What is the number of lines in the entries that include the word "JSON"? Respond with the number only.

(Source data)
════════════════════

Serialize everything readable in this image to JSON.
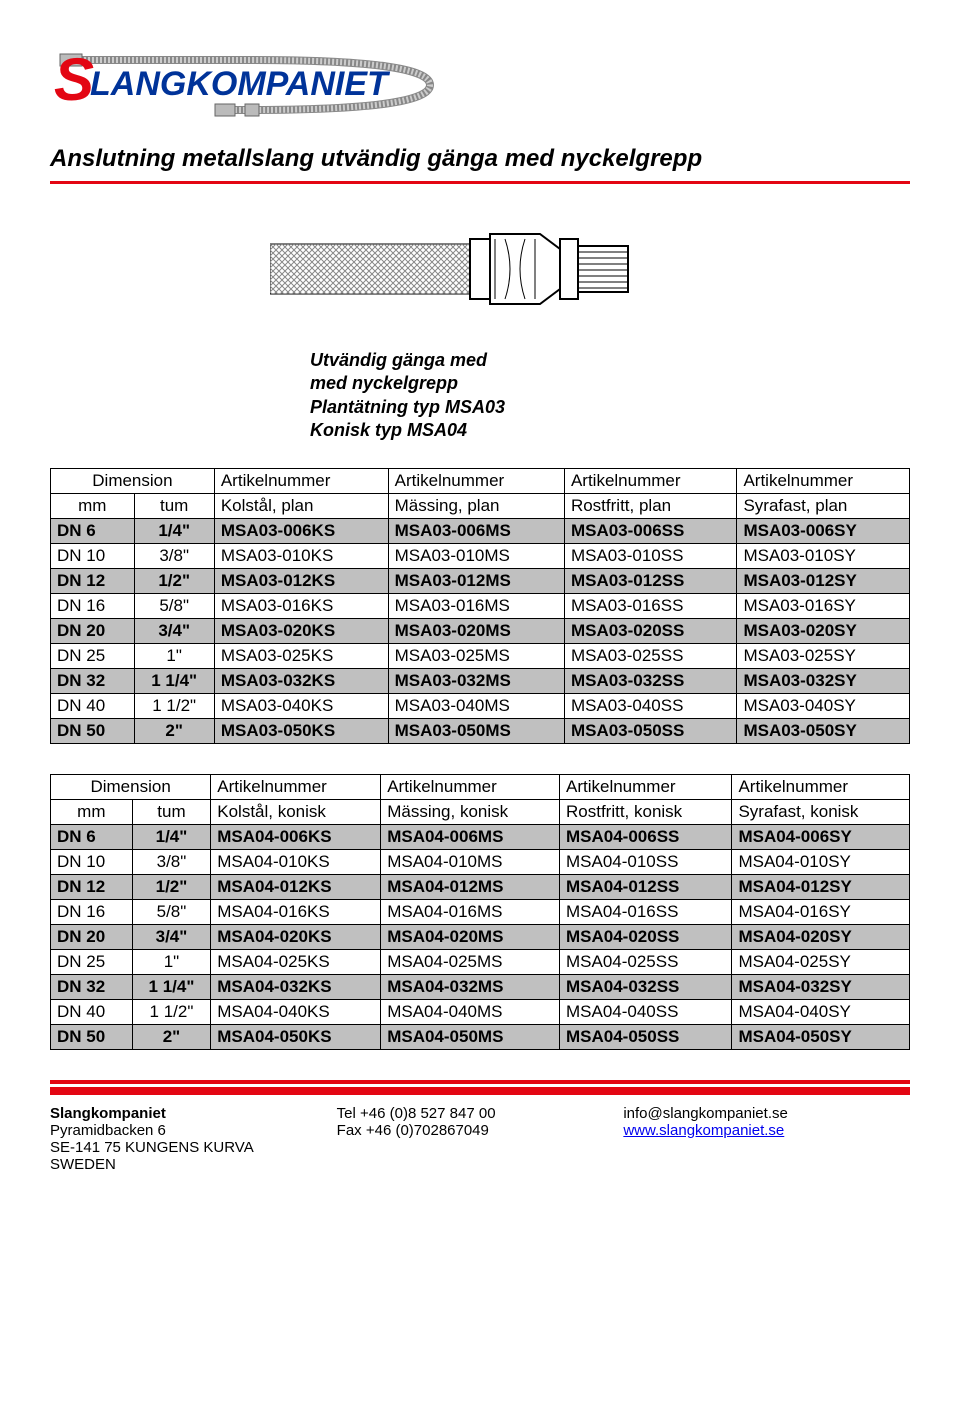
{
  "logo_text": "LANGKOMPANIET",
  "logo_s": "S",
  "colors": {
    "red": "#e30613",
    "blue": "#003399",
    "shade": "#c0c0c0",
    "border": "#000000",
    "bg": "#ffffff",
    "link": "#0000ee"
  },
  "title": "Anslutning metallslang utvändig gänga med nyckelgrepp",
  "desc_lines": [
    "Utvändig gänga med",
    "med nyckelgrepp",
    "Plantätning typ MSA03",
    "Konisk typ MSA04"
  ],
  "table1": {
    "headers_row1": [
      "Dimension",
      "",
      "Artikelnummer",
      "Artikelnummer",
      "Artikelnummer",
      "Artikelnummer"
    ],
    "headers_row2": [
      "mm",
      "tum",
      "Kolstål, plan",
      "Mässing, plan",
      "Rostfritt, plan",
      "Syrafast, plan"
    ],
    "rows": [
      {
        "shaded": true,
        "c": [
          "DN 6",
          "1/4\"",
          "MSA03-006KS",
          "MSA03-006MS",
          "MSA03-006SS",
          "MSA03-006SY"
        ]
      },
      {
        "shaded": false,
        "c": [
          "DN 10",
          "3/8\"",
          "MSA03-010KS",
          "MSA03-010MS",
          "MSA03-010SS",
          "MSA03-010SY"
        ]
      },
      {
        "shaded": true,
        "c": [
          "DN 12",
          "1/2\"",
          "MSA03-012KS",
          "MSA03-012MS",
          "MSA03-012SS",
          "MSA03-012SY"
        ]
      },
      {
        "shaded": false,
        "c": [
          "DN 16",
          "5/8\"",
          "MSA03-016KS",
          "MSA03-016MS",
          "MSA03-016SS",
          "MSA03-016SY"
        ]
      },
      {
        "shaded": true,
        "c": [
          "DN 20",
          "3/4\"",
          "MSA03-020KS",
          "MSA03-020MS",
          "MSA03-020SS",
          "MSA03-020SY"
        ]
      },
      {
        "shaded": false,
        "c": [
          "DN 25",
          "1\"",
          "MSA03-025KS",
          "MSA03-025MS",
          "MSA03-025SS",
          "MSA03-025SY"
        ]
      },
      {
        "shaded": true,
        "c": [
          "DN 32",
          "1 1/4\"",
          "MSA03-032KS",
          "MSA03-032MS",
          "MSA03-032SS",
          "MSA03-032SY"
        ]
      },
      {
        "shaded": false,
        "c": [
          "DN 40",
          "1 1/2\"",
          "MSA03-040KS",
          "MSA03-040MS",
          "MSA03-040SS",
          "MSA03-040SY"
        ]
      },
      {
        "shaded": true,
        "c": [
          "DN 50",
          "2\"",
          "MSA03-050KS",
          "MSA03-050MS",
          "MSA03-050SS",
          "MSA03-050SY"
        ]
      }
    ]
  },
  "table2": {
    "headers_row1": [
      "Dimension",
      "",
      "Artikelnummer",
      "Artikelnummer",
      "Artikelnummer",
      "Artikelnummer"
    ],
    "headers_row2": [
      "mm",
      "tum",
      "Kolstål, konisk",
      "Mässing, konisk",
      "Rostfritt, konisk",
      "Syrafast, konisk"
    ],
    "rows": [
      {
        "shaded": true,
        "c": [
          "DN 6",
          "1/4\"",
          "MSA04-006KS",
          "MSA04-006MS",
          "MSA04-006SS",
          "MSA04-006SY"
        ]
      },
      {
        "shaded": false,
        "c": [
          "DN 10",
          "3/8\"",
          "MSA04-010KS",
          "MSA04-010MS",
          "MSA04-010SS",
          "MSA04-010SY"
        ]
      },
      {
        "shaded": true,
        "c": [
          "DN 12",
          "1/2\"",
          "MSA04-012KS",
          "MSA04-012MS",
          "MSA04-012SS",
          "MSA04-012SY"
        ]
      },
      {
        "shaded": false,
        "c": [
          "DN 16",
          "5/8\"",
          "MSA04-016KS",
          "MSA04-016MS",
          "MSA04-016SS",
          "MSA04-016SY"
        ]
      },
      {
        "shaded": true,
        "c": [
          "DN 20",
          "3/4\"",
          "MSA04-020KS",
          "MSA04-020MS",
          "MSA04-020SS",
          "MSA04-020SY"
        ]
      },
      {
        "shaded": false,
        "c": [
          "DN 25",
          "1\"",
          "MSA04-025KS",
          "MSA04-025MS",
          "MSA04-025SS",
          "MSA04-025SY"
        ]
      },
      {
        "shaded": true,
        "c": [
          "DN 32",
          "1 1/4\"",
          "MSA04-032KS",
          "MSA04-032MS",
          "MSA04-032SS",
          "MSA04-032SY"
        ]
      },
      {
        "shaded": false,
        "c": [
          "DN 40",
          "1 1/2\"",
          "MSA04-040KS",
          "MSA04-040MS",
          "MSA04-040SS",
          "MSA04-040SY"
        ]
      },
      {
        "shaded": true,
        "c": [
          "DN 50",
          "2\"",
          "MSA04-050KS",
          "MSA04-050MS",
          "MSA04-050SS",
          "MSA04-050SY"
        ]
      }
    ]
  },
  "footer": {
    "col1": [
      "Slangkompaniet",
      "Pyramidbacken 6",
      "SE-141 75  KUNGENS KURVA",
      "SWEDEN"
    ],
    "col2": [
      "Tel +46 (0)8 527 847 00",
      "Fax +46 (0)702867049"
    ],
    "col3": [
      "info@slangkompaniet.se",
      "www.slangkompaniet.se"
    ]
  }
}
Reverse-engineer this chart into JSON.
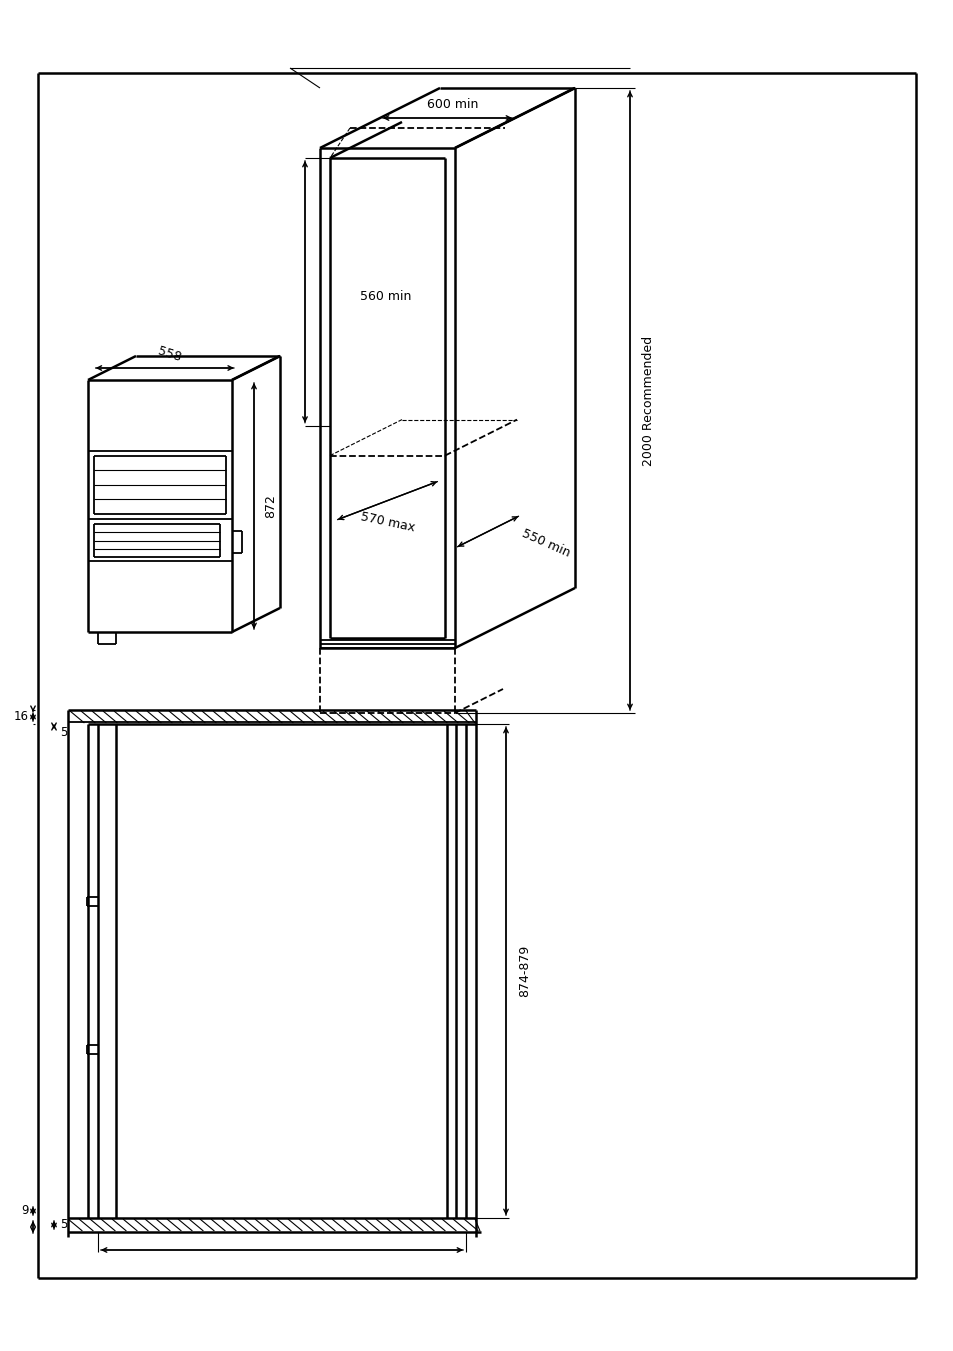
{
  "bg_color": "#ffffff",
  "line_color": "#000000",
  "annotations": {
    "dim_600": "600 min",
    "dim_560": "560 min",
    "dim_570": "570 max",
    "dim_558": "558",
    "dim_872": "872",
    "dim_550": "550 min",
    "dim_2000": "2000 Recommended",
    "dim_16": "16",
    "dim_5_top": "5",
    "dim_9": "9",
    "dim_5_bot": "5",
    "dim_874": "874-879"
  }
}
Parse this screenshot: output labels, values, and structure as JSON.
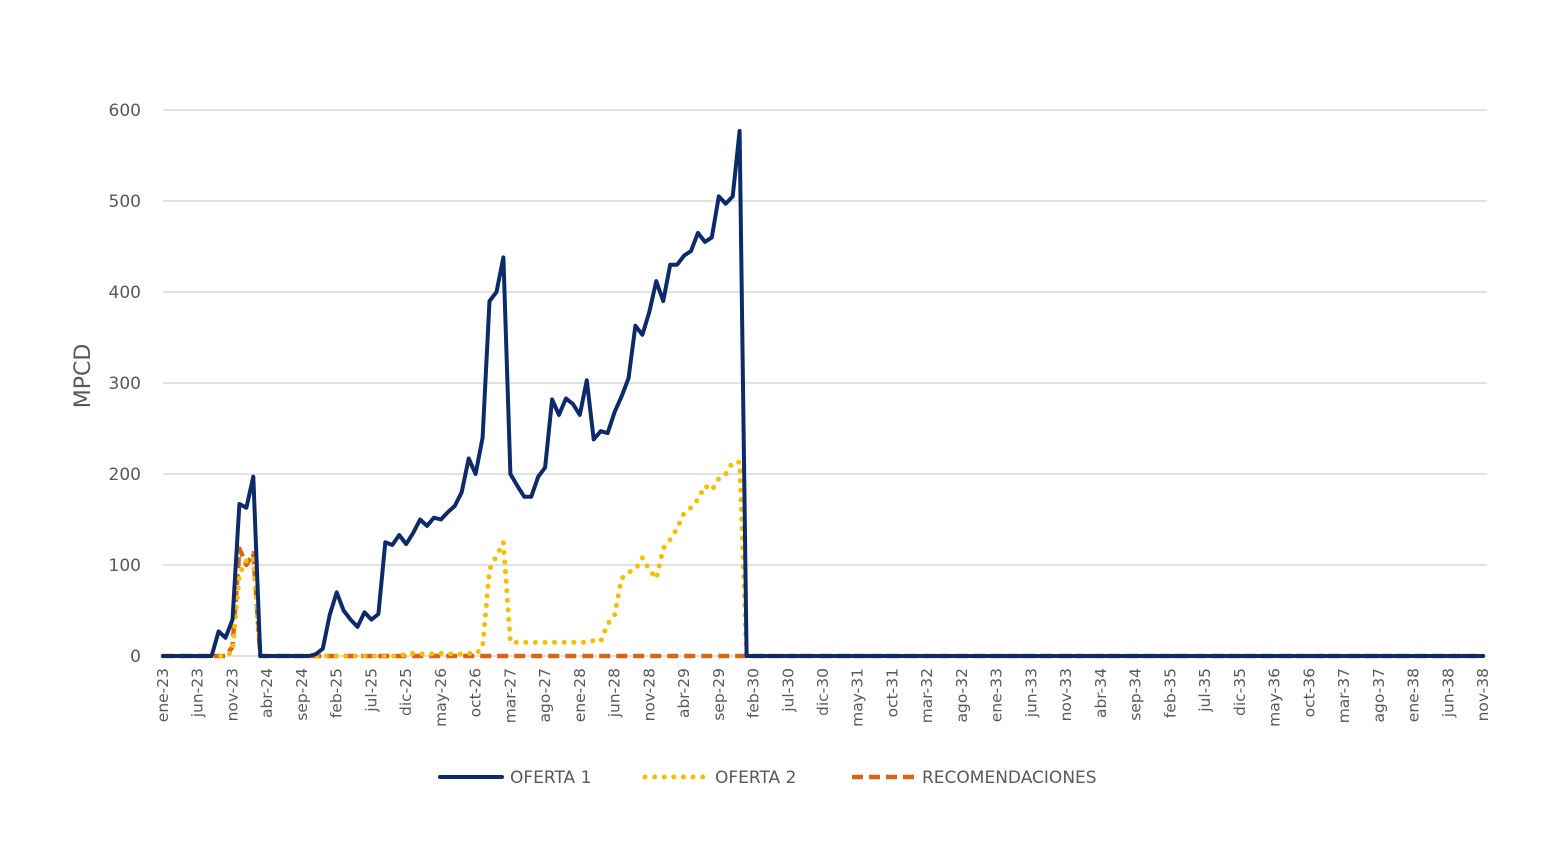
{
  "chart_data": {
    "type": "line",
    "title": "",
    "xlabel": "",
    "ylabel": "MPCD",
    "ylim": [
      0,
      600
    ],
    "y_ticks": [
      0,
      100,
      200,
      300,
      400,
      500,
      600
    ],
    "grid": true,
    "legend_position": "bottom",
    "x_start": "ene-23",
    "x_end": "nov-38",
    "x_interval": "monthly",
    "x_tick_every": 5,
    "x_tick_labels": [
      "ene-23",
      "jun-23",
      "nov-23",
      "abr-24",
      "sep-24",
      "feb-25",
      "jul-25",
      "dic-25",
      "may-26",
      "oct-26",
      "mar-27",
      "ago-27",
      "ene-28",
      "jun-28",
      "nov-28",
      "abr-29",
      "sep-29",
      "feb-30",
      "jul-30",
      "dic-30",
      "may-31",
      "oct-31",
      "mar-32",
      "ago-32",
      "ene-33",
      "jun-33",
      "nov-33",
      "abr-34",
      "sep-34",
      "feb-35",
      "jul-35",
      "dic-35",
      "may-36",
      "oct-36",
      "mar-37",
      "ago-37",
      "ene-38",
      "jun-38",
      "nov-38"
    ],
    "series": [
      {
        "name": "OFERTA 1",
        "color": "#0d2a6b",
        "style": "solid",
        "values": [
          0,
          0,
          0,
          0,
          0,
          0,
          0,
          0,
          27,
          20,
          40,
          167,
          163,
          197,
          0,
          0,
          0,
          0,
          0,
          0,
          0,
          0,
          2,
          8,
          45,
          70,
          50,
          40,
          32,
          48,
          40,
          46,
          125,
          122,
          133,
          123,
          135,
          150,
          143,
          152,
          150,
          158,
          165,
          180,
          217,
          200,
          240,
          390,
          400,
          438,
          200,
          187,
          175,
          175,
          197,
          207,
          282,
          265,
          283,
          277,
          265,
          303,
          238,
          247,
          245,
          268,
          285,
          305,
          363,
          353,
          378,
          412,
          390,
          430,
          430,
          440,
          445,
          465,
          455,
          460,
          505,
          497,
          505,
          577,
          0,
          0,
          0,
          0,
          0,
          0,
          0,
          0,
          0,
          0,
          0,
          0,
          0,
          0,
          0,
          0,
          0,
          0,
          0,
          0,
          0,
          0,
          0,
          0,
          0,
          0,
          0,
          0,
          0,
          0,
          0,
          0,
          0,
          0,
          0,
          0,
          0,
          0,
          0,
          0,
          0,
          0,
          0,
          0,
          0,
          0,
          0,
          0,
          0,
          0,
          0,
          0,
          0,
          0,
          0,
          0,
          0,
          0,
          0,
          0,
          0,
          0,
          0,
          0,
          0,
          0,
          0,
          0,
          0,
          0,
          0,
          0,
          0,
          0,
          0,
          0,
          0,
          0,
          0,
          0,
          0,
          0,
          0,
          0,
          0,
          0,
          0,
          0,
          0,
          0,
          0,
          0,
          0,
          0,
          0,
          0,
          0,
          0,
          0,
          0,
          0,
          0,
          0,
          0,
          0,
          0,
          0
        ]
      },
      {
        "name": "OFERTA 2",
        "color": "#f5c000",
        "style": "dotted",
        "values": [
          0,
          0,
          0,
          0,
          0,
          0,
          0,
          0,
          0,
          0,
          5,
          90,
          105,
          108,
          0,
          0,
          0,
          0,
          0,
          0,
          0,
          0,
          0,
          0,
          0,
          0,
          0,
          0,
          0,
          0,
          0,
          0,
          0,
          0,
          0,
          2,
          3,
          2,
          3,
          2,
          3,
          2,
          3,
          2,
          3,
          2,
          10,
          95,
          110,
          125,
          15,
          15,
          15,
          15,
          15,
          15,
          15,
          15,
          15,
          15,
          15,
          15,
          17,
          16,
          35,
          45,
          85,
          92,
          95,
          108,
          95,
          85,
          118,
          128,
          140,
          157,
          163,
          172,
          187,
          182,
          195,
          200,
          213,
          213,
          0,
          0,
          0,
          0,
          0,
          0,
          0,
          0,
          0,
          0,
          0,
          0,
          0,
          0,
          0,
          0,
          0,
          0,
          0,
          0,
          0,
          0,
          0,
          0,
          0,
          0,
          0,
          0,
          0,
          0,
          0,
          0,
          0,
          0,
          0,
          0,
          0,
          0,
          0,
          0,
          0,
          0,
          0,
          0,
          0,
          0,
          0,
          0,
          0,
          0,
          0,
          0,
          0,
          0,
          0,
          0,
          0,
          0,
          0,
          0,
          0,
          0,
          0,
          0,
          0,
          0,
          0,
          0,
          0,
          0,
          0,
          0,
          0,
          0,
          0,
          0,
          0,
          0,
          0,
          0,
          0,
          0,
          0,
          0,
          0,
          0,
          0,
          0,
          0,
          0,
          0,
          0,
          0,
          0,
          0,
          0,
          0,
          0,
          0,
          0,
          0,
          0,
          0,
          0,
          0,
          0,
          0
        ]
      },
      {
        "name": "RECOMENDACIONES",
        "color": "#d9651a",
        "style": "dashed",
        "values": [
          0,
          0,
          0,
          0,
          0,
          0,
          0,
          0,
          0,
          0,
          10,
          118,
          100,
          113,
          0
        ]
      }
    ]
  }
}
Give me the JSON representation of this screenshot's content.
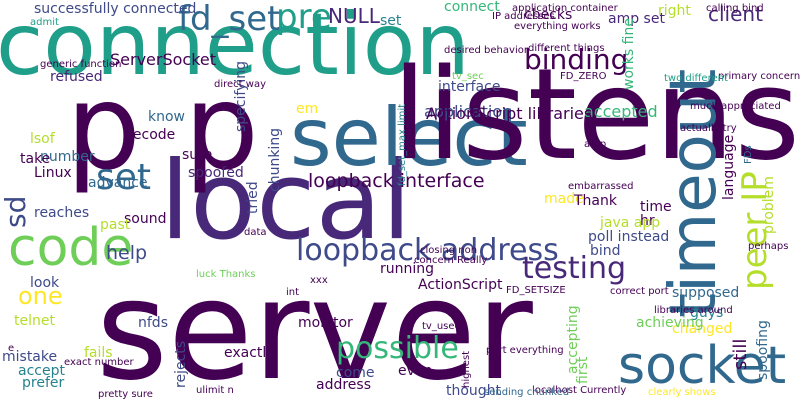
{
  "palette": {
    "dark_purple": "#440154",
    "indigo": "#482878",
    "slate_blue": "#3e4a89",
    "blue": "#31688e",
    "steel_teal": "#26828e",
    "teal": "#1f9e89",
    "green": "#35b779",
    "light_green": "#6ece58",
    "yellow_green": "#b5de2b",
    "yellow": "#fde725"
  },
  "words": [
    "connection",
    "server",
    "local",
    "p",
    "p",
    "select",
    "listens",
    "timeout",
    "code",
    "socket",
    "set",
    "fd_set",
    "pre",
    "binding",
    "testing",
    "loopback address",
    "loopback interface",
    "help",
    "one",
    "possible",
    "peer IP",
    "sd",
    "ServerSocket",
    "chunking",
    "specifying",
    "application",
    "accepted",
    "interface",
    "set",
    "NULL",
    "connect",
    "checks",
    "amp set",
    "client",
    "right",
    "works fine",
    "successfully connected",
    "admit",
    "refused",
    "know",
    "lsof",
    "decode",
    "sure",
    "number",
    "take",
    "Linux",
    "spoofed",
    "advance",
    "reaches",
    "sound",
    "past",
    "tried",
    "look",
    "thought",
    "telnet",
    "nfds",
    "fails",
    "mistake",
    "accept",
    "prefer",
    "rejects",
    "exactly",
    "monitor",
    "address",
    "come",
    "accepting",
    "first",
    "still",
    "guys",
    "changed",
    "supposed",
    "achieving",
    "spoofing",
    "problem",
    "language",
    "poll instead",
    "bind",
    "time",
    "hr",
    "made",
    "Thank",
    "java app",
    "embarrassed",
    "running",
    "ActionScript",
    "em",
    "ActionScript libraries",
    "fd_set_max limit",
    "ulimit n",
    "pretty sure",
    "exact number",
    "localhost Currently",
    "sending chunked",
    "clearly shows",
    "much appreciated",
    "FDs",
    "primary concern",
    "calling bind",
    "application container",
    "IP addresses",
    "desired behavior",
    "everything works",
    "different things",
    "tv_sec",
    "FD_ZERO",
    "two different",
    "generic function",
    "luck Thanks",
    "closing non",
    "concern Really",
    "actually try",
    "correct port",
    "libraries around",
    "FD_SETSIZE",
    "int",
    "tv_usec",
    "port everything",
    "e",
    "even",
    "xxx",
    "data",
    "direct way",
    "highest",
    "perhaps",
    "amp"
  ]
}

════════════════════

* [Reply to the task]
4